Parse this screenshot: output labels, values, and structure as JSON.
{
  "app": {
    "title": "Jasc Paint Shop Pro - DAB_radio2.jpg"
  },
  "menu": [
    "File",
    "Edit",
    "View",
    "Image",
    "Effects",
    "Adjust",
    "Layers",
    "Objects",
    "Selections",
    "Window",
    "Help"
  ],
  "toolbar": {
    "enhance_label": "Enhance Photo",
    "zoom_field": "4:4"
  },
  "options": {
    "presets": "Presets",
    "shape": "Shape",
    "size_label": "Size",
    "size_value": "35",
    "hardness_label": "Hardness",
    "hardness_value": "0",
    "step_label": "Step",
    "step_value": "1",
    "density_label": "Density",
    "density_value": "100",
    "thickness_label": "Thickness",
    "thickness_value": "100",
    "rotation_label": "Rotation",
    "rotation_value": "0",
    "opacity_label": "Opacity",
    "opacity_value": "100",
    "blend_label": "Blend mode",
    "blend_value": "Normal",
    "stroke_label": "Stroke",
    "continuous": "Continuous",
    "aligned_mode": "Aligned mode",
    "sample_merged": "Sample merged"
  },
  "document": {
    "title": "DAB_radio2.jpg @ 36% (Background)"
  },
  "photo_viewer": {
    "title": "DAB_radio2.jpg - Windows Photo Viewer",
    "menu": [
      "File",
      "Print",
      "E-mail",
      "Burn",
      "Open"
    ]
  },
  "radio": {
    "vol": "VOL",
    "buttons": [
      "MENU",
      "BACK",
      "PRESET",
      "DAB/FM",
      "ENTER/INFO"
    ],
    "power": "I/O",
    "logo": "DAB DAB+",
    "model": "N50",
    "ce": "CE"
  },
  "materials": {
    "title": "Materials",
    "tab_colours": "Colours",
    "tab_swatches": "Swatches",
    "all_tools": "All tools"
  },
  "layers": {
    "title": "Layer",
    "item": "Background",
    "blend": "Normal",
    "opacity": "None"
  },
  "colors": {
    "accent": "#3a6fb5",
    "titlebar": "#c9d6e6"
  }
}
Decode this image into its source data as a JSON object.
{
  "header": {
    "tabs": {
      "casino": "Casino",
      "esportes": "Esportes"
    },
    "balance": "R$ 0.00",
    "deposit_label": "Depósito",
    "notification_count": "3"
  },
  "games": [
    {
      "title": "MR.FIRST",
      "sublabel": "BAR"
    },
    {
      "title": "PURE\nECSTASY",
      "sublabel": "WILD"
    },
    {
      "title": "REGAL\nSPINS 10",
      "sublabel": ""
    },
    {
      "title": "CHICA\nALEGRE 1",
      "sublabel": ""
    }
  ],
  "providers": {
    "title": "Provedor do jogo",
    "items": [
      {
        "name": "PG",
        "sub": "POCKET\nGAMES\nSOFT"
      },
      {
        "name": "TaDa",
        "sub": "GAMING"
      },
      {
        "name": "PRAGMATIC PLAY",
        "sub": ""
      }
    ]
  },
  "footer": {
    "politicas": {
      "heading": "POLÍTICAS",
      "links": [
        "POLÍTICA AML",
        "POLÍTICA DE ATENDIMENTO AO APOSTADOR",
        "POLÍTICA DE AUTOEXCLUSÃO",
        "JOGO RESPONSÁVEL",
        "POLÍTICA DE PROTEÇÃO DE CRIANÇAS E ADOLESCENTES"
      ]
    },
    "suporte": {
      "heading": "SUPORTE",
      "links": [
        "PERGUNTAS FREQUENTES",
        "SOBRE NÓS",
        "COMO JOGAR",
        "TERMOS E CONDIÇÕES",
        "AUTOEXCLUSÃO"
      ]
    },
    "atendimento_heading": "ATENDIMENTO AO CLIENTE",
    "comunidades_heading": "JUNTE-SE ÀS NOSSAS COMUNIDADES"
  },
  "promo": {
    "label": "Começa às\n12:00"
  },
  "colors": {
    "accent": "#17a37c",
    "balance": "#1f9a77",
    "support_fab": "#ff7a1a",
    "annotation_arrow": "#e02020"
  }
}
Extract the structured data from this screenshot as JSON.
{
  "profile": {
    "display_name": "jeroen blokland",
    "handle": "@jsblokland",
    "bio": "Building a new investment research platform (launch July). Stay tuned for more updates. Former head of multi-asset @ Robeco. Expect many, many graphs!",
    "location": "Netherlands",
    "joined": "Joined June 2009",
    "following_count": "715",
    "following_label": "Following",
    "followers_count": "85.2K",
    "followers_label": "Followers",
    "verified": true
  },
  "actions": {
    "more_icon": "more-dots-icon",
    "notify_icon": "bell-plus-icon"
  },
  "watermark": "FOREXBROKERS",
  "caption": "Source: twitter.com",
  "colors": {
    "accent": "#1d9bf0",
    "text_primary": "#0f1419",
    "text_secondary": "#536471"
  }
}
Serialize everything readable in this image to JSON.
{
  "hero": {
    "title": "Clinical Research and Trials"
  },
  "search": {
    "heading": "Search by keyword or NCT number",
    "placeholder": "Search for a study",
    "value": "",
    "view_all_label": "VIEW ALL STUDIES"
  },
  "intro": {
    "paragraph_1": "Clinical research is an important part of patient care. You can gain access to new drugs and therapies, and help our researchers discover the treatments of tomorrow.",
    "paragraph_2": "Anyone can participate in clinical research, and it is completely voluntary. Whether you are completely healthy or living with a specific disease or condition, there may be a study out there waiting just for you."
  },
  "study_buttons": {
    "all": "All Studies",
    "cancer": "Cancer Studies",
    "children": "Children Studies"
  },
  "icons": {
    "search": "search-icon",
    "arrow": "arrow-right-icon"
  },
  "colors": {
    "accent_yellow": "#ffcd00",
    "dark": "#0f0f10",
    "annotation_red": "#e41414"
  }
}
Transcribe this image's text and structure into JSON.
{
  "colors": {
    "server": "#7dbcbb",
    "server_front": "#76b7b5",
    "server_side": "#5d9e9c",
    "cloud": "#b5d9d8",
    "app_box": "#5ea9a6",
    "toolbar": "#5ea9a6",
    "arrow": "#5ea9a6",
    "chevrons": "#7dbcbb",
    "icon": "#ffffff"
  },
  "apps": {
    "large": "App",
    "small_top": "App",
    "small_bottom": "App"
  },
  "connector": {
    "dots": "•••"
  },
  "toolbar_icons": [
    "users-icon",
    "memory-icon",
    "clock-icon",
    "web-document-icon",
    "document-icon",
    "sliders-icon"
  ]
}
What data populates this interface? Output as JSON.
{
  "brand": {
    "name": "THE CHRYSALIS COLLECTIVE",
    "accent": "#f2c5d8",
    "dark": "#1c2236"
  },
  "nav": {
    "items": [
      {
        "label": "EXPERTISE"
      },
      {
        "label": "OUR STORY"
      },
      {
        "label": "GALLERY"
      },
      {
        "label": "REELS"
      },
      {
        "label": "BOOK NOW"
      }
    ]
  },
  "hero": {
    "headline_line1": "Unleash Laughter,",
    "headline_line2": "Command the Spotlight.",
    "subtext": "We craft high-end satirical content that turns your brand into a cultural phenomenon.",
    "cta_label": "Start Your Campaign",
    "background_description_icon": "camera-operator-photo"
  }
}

-- -- --

— Written exercise —
Exactly as they are written, print the entries again.

— The response —
Parse this screenshot: output labels, values, and structure as JSON.
{
  "app": {
    "title": "Jasc Paint Shop Pro - DAB_radio2.jpg"
  },
  "menu": [
    "File",
    "Edit",
    "View",
    "Image",
    "Effects",
    "Adjust",
    "Layers",
    "Objects",
    "Selections",
    "Window",
    "Help"
  ],
  "toolbar": {
    "enhance_label": "Enhance Photo",
    "zoom_field": "4:4"
  },
  "options": {
    "presets": "Presets",
    "shape": "Shape",
    "size_label": "Size",
    "size_value": "35",
    "hardness_label": "Hardness",
    "hardness_value": "0",
    "step_label": "Step",
    "step_value": "1",
    "density_label": "Density",
    "density_value": "100",
    "thickness_label": "Thickness",
    "thickness_value": "100",
    "rotation_label": "Rotation",
    "rotation_value": "0",
    "opacity_label": "Opacity",
    "opacity_value": "100",
    "blend_label": "Blend mode",
    "blend_value": "Normal",
    "stroke_label": "Stroke",
    "continuous": "Continuous",
    "aligned_mode": "Aligned mode",
    "sample_merged": "Sample merged"
  },
  "document": {
    "title": "DAB_radio2.jpg @ 36% (Background)"
  },
  "photo_viewer": {
    "title": "DAB_radio2.jpg - Windows Photo Viewer",
    "menu": [
      "File",
      "Print",
      "E-mail",
      "Burn",
      "Open"
    ]
  },
  "radio": {
    "vol": "VOL",
    "buttons": [
      "MENU",
      "BACK",
      "PRESET",
      "DAB/FM",
      "ENTER/INFO"
    ],
    "power": "I/O",
    "logo": "DAB DAB+",
    "model": "N50",
    "ce": "CE"
  },
  "materials": {
    "title": "Materials",
    "tab_colours": "Colours",
    "tab_swatches": "Swatches",
    "all_tools": "All tools"
  },
  "layers": {
    "title": "Layer",
    "item": "Background",
    "blend": "Normal",
    "opacity": "None"
  },
  "colors": {
    "accent": "#3a6fb5",
    "titlebar": "#c9d6e6"
  }
}
Decode this image into its source data as a JSON object.
{
  "header": {
    "tabs": {
      "casino": "Casino",
      "esportes": "Esportes"
    },
    "balance": "R$ 0.00",
    "deposit_label": "Depósito",
    "notification_count": "3"
  },
  "games": [
    {
      "title": "MR.FIRST",
      "sublabel": "BAR"
    },
    {
      "title": "PURE\nECSTASY",
      "sublabel": "WILD"
    },
    {
      "title": "REGAL\nSPINS 10",
      "sublabel": ""
    },
    {
      "title": "CHICA\nALEGRE 1",
      "sublabel": ""
    }
  ],
  "providers": {
    "title": "Provedor do jogo",
    "items": [
      {
        "name": "PG",
        "sub": "POCKET\nGAMES\nSOFT"
      },
      {
        "name": "TaDa",
        "sub": "GAMING"
      },
      {
        "name": "PRAGMATIC PLAY",
        "sub": ""
      }
    ]
  },
  "footer": {
    "politicas": {
      "heading": "POLÍTICAS",
      "links": [
        "POLÍTICA AML",
        "POLÍTICA DE ATENDIMENTO AO APOSTADOR",
        "POLÍTICA DE AUTOEXCLUSÃO",
        "JOGO RESPONSÁVEL",
        "POLÍTICA DE PROTEÇÃO DE CRIANÇAS E ADOLESCENTES"
      ]
    },
    "suporte": {
      "heading": "SUPORTE",
      "links": [
        "PERGUNTAS FREQUENTES",
        "SOBRE NÓS",
        "COMO JOGAR",
        "TERMOS E CONDIÇÕES",
        "AUTOEXCLUSÃO"
      ]
    },
    "atendimento_heading": "ATENDIMENTO AO CLIENTE",
    "comunidades_heading": "JUNTE-SE ÀS NOSSAS COMUNIDADES"
  },
  "promo": {
    "label": "Começa às\n12:00"
  },
  "colors": {
    "accent": "#17a37c",
    "balance": "#1f9a77",
    "support_fab": "#ff7a1a",
    "annotation_arrow": "#e02020"
  }
}
Extract the structured data from this screenshot as JSON.
{
  "profile": {
    "display_name": "jeroen blokland",
    "handle": "@jsblokland",
    "bio": "Building a new investment research platform (launch July). Stay tuned for more updates. Former head of multi-asset @ Robeco. Expect many, many graphs!",
    "location": "Netherlands",
    "joined": "Joined June 2009",
    "following_count": "715",
    "following_label": "Following",
    "followers_count": "85.2K",
    "followers_label": "Followers",
    "verified": true
  },
  "actions": {
    "more_icon": "more-dots-icon",
    "notify_icon": "bell-plus-icon"
  },
  "watermark": "FOREXBROKERS",
  "caption": "Source: twitter.com",
  "colors": {
    "accent": "#1d9bf0",
    "text_primary": "#0f1419",
    "text_secondary": "#536471"
  }
}
Serialize everything readable in this image to JSON.
{
  "hero": {
    "title": "Clinical Research and Trials"
  },
  "search": {
    "heading": "Search by keyword or NCT number",
    "placeholder": "Search for a study",
    "value": "",
    "view_all_label": "VIEW ALL STUDIES"
  },
  "intro": {
    "paragraph_1": "Clinical research is an important part of patient care. You can gain access to new drugs and therapies, and help our researchers discover the treatments of tomorrow.",
    "paragraph_2": "Anyone can participate in clinical research, and it is completely voluntary. Whether you are completely healthy or living with a specific disease or condition, there may be a study out there waiting just for you."
  },
  "study_buttons": {
    "all": "All Studies",
    "cancer": "Cancer Studies",
    "children": "Children Studies"
  },
  "icons": {
    "search": "search-icon",
    "arrow": "arrow-right-icon"
  },
  "colors": {
    "accent_yellow": "#ffcd00",
    "dark": "#0f0f10",
    "annotation_red": "#e41414"
  }
}
Transcribe this image's text and structure into JSON.
{
  "colors": {
    "server": "#7dbcbb",
    "server_front": "#76b7b5",
    "server_side": "#5d9e9c",
    "cloud": "#b5d9d8",
    "app_box": "#5ea9a6",
    "toolbar": "#5ea9a6",
    "arrow": "#5ea9a6",
    "chevrons": "#7dbcbb",
    "icon": "#ffffff"
  },
  "apps": {
    "large": "App",
    "small_top": "App",
    "small_bottom": "App"
  },
  "connector": {
    "dots": "•••"
  },
  "toolbar_icons": [
    "users-icon",
    "memory-icon",
    "clock-icon",
    "web-document-icon",
    "document-icon",
    "sliders-icon"
  ]
}
What data populates this interface? Output as JSON.
{
  "brand": {
    "name": "THE CHRYSALIS COLLECTIVE",
    "accent": "#f2c5d8",
    "dark": "#1c2236"
  },
  "nav": {
    "items": [
      {
        "label": "EXPERTISE"
      },
      {
        "label": "OUR STORY"
      },
      {
        "label": "GALLERY"
      },
      {
        "label": "REELS"
      },
      {
        "label": "BOOK NOW"
      }
    ]
  },
  "hero": {
    "headline_line1": "Unleash Laughter,",
    "headline_line2": "Command the Spotlight.",
    "subtext": "We craft high-end satirical content that turns your brand into a cultural phenomenon.",
    "cta_label": "Start Your Campaign",
    "background_description_icon": "camera-operator-photo"
  }
}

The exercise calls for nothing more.